**Data to process:**
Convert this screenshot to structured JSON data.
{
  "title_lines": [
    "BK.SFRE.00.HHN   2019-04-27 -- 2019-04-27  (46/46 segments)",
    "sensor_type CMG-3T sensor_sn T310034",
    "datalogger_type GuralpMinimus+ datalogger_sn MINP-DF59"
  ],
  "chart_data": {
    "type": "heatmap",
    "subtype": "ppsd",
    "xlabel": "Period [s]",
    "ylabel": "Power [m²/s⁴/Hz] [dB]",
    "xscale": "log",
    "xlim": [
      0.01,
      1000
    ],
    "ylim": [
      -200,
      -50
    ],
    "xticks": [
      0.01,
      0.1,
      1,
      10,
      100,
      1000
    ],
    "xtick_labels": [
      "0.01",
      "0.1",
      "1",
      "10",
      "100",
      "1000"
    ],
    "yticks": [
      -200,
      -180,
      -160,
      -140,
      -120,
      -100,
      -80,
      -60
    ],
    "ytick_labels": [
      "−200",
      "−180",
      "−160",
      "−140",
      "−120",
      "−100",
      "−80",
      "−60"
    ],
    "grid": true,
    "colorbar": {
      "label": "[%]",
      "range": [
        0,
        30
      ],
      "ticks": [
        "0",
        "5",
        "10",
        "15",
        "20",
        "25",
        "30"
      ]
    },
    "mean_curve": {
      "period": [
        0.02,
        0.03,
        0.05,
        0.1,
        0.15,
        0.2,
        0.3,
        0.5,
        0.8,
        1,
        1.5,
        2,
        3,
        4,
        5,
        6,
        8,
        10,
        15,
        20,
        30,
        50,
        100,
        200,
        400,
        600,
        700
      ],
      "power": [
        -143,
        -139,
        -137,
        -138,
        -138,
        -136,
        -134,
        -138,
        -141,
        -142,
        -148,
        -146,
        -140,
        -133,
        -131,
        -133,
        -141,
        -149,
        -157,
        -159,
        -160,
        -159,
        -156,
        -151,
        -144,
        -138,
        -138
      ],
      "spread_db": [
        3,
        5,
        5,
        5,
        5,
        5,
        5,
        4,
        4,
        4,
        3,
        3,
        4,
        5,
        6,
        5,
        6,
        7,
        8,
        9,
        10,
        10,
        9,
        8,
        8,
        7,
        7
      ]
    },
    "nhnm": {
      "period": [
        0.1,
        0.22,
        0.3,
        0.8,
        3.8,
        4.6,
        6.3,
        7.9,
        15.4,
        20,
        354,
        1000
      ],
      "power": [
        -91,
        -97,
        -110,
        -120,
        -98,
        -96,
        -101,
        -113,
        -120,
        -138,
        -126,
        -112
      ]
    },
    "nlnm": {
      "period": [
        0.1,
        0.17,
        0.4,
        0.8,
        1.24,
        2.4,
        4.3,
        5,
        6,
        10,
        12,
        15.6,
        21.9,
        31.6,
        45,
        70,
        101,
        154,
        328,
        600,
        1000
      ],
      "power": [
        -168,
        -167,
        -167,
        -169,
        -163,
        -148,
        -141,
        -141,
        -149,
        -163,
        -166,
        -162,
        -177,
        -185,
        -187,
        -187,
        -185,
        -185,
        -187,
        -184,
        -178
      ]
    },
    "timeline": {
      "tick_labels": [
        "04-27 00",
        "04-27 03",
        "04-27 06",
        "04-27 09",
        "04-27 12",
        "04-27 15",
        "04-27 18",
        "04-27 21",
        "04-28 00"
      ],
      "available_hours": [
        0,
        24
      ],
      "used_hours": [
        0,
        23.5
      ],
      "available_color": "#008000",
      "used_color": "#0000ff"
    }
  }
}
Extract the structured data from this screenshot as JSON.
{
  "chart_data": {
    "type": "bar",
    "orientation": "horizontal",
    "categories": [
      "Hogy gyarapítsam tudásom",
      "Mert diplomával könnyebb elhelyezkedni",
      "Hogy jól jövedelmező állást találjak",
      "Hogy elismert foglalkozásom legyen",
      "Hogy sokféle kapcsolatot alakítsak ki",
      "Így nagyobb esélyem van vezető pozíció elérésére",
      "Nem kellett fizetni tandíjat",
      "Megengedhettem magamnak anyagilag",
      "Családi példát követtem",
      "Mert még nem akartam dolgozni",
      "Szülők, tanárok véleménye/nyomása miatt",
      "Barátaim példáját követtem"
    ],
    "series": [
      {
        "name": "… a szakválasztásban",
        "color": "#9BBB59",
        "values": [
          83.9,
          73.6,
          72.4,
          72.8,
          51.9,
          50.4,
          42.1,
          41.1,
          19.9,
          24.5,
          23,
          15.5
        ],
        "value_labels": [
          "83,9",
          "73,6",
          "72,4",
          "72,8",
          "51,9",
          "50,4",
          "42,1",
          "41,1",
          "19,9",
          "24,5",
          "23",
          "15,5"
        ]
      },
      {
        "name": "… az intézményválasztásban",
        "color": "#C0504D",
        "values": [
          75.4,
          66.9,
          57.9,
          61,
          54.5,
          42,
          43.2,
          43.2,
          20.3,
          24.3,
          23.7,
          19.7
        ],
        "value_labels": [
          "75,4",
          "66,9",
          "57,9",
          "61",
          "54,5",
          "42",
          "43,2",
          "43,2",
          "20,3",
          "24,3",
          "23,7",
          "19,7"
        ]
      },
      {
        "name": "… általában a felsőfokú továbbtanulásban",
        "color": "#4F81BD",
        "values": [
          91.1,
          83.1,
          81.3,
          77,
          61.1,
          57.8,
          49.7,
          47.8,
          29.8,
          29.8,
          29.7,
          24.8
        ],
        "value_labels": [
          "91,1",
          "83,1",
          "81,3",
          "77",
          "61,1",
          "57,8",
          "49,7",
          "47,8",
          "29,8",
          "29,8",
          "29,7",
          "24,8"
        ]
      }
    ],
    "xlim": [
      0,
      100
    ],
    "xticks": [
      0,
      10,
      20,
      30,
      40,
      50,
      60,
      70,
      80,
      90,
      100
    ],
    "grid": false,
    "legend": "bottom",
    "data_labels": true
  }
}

**Exercise description:**
Go through the listing and copy all of it exactly.

**Task answer:**
Convert this screenshot to structured JSON data.
{
  "title_lines": [
    "BK.SFRE.00.HHN   2019-04-27 -- 2019-04-27  (46/46 segments)",
    "sensor_type CMG-3T sensor_sn T310034",
    "datalogger_type GuralpMinimus+ datalogger_sn MINP-DF59"
  ],
  "chart_data": {
    "type": "heatmap",
    "subtype": "ppsd",
    "xlabel": "Period [s]",
    "ylabel": "Power [m²/s⁴/Hz] [dB]",
    "xscale": "log",
    "xlim": [
      0.01,
      1000
    ],
    "ylim": [
      -200,
      -50
    ],
    "xticks": [
      0.01,
      0.1,
      1,
      10,
      100,
      1000
    ],
    "xtick_labels": [
      "0.01",
      "0.1",
      "1",
      "10",
      "100",
      "1000"
    ],
    "yticks": [
      -200,
      -180,
      -160,
      -140,
      -120,
      -100,
      -80,
      -60
    ],
    "ytick_labels": [
      "−200",
      "−180",
      "−160",
      "−140",
      "−120",
      "−100",
      "−80",
      "−60"
    ],
    "grid": true,
    "colorbar": {
      "label": "[%]",
      "range": [
        0,
        30
      ],
      "ticks": [
        "0",
        "5",
        "10",
        "15",
        "20",
        "25",
        "30"
      ]
    },
    "mean_curve": {
      "period": [
        0.02,
        0.03,
        0.05,
        0.1,
        0.15,
        0.2,
        0.3,
        0.5,
        0.8,
        1,
        1.5,
        2,
        3,
        4,
        5,
        6,
        8,
        10,
        15,
        20,
        30,
        50,
        100,
        200,
        400,
        600,
        700
      ],
      "power": [
        -143,
        -139,
        -137,
        -138,
        -138,
        -136,
        -134,
        -138,
        -141,
        -142,
        -148,
        -146,
        -140,
        -133,
        -131,
        -133,
        -141,
        -149,
        -157,
        -159,
        -160,
        -159,
        -156,
        -151,
        -144,
        -138,
        -138
      ],
      "spread_db": [
        3,
        5,
        5,
        5,
        5,
        5,
        5,
        4,
        4,
        4,
        3,
        3,
        4,
        5,
        6,
        5,
        6,
        7,
        8,
        9,
        10,
        10,
        9,
        8,
        8,
        7,
        7
      ]
    },
    "nhnm": {
      "period": [
        0.1,
        0.22,
        0.3,
        0.8,
        3.8,
        4.6,
        6.3,
        7.9,
        15.4,
        20,
        354,
        1000
      ],
      "power": [
        -91,
        -97,
        -110,
        -120,
        -98,
        -96,
        -101,
        -113,
        -120,
        -138,
        -126,
        -112
      ]
    },
    "nlnm": {
      "period": [
        0.1,
        0.17,
        0.4,
        0.8,
        1.24,
        2.4,
        4.3,
        5,
        6,
        10,
        12,
        15.6,
        21.9,
        31.6,
        45,
        70,
        101,
        154,
        328,
        600,
        1000
      ],
      "power": [
        -168,
        -167,
        -167,
        -169,
        -163,
        -148,
        -141,
        -141,
        -149,
        -163,
        -166,
        -162,
        -177,
        -185,
        -187,
        -187,
        -185,
        -185,
        -187,
        -184,
        -178
      ]
    },
    "timeline": {
      "tick_labels": [
        "04-27 00",
        "04-27 03",
        "04-27 06",
        "04-27 09",
        "04-27 12",
        "04-27 15",
        "04-27 18",
        "04-27 21",
        "04-28 00"
      ],
      "available_hours": [
        0,
        24
      ],
      "used_hours": [
        0,
        23.5
      ],
      "available_color": "#008000",
      "used_color": "#0000ff"
    }
  }
}
Extract the structured data from this screenshot as JSON.
{
  "chart_data": {
    "type": "bar",
    "orientation": "horizontal",
    "categories": [
      "Hogy gyarapítsam tudásom",
      "Mert diplomával könnyebb elhelyezkedni",
      "Hogy jól jövedelmező állást találjak",
      "Hogy elismert foglalkozásom legyen",
      "Hogy sokféle kapcsolatot alakítsak ki",
      "Így nagyobb esélyem van vezető pozíció elérésére",
      "Nem kellett fizetni tandíjat",
      "Megengedhettem magamnak anyagilag",
      "Családi példát követtem",
      "Mert még nem akartam dolgozni",
      "Szülők, tanárok véleménye/nyomása miatt",
      "Barátaim példáját követtem"
    ],
    "series": [
      {
        "name": "… a szakválasztásban",
        "color": "#9BBB59",
        "values": [
          83.9,
          73.6,
          72.4,
          72.8,
          51.9,
          50.4,
          42.1,
          41.1,
          19.9,
          24.5,
          23,
          15.5
        ],
        "value_labels": [
          "83,9",
          "73,6",
          "72,4",
          "72,8",
          "51,9",
          "50,4",
          "42,1",
          "41,1",
          "19,9",
          "24,5",
          "23",
          "15,5"
        ]
      },
      {
        "name": "… az intézményválasztásban",
        "color": "#C0504D",
        "values": [
          75.4,
          66.9,
          57.9,
          61,
          54.5,
          42,
          43.2,
          43.2,
          20.3,
          24.3,
          23.7,
          19.7
        ],
        "value_labels": [
          "75,4",
          "66,9",
          "57,9",
          "61",
          "54,5",
          "42",
          "43,2",
          "43,2",
          "20,3",
          "24,3",
          "23,7",
          "19,7"
        ]
      },
      {
        "name": "… általában a felsőfokú továbbtanulásban",
        "color": "#4F81BD",
        "values": [
          91.1,
          83.1,
          81.3,
          77,
          61.1,
          57.8,
          49.7,
          47.8,
          29.8,
          29.8,
          29.7,
          24.8
        ],
        "value_labels": [
          "91,1",
          "83,1",
          "81,3",
          "77",
          "61,1",
          "57,8",
          "49,7",
          "47,8",
          "29,8",
          "29,8",
          "29,7",
          "24,8"
        ]
      }
    ],
    "xlim": [
      0,
      100
    ],
    "xticks": [
      0,
      10,
      20,
      30,
      40,
      50,
      60,
      70,
      80,
      90,
      100
    ],
    "grid": false,
    "legend": "bottom",
    "data_labels": true
  }
}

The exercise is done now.